═════ Supplied material

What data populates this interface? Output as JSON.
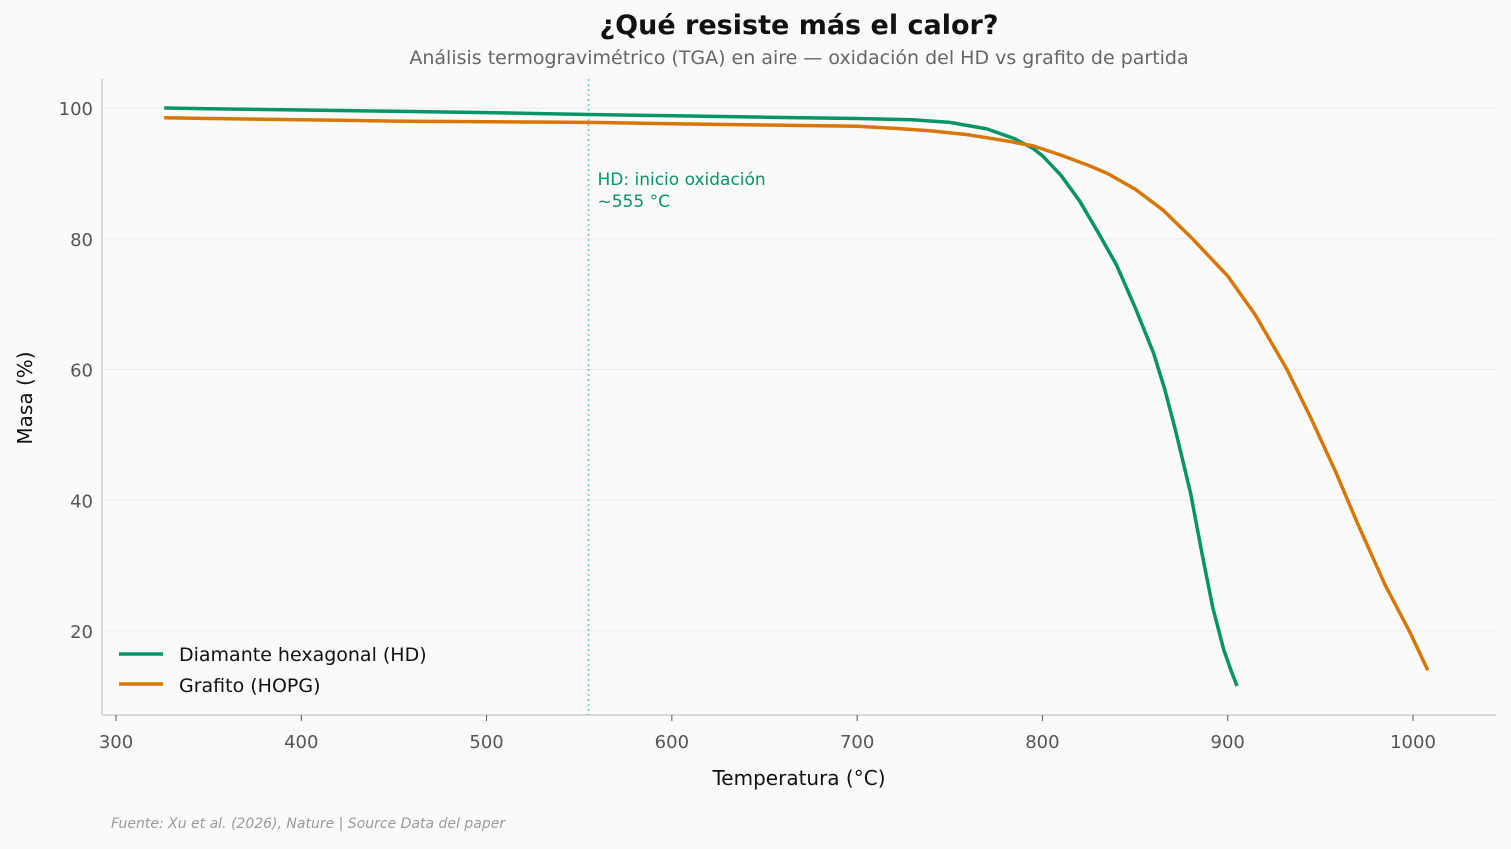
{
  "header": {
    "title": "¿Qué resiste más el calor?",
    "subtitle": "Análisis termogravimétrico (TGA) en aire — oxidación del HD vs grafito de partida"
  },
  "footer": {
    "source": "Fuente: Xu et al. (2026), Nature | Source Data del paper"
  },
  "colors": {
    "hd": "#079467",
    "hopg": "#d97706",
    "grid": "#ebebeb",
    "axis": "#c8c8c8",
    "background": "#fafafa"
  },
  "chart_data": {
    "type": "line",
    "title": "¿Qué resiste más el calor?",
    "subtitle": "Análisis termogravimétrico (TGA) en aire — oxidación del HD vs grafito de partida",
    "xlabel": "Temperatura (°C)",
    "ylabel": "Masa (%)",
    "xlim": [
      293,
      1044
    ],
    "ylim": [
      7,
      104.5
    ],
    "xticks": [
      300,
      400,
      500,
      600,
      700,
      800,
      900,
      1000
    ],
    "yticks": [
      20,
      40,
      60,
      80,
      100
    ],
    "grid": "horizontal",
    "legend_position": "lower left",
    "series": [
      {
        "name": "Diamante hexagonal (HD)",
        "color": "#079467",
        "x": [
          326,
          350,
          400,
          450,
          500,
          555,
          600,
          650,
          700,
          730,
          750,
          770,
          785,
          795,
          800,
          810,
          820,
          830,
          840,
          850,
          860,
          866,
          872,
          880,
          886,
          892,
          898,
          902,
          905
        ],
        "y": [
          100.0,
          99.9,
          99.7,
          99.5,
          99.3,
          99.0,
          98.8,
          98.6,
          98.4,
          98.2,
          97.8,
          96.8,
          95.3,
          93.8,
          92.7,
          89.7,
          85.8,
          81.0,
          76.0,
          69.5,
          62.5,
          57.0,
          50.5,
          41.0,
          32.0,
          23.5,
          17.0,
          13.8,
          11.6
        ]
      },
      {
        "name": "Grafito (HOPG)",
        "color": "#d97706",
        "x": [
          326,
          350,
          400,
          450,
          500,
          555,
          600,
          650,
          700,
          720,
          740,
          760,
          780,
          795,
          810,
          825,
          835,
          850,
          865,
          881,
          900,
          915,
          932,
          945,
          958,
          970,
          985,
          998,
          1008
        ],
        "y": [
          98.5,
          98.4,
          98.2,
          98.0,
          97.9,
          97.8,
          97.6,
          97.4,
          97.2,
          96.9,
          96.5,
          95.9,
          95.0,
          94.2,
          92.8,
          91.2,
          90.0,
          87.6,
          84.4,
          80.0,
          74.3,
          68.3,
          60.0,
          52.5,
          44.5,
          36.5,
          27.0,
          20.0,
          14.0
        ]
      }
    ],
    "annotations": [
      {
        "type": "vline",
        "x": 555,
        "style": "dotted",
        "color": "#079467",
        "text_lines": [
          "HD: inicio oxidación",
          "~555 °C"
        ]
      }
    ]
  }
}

══════════

▶ **Required work**
Go through the material line by line. Show each line that contains the string "aire".

▶ **Exercise solution**
    "subtitle": "Análisis termogravimétrico (TGA) en aire — oxidación del HD vs grafito de partida"
    "subtitle": "Análisis termogravimétrico (TGA) en aire — oxidación del HD vs grafito de partida",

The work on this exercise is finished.